Supplied passage =>
----------------

Investors spend up to USD2bn a year on OMS/EMS platforms

Institutional investors spend between USD1.5bn and USD2bn per year on order management and execution management systems for their trading desks — a growing amount due to increased demands for compliance tools and the need to keep pace with rapid changes in market structure.

A new report from Greenwich Associates, Market Structure Changes Drive New Demands in OMS/EMS Technology, estimates annual buy-side spending on order management systems (OMS) and execution management systems (EMS) has increased 10 per cent over the past two years.
Trading desk technology is playing an increasingly critical role for institutional investors as a means of achieving optimal trade results and meeting tough new compliance demands associated with new regulations and client-imposed reporting requirements.

----------------

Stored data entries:
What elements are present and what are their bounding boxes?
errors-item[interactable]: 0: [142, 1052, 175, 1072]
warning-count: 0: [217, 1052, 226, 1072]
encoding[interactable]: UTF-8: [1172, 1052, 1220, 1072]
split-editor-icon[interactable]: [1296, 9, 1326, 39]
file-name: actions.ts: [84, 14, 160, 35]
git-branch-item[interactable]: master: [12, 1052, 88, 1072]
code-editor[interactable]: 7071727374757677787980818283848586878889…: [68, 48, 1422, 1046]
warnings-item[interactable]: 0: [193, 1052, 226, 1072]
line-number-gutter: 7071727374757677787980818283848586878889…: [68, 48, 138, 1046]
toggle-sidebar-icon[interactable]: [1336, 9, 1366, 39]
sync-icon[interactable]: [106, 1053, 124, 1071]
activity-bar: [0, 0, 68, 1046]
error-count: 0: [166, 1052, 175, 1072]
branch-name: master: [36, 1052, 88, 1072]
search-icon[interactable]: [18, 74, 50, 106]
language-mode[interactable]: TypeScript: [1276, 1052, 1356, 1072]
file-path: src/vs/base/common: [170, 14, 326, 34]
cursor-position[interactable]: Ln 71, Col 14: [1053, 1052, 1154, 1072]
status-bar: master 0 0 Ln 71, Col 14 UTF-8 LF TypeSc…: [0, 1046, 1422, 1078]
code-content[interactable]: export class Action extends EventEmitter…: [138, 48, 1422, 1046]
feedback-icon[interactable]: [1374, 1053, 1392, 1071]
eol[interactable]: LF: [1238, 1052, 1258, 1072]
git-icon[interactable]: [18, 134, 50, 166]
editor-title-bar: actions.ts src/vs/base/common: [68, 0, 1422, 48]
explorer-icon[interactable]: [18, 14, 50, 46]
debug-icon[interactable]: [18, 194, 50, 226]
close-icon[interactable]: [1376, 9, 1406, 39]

----------------

Problem to solve =>
Continue the article on institutional investors' spending on order and execution management systems, picking up after its final sentence.

Output for this exercise =>
Greenwich Associates analysed the competitive landscape of OMS and EMS providers to assess how the fast-changing needs of buy-side institutions are influencing the evolution of this industry. As part of this analysis, Greenwich Associates asked 424 institutional investors globally about their use of OMS and EMS systems and other trading technology and had in-depth conversations with five of the industry’s leading system providers.  This new report also documents key features about individual technology providers and provides recommendations to both buy-side firms looking into new trading technologies and to the vendors servicing these institutions.
Eight to 10 major vendors currently compete for OMS business, with roughly the same number of major competitors vying for institutional business in EMS. The universe of global OMS and EMS system providers is a diverse mix. Larger OMS/EMS players include Bloomberg, Charles River Development and ITG who are working to deliver integrated systems, often called OEMS, to a broad base of institutional clients. Billed as end-to-end solutions, these systems are designed to meet the needs of portfolio managers, traders, risk managers, and support staff for buy-side institutions of all types. For example, Charles River’s Investment Management Solution covers multiple asset classes and currencies, provides access to 550 broker-dealers, 150 liquidity platforms and 600 algorithms, and incorporates more than 1,700 compliance rules from 35 regulatory bodies in 20 countries.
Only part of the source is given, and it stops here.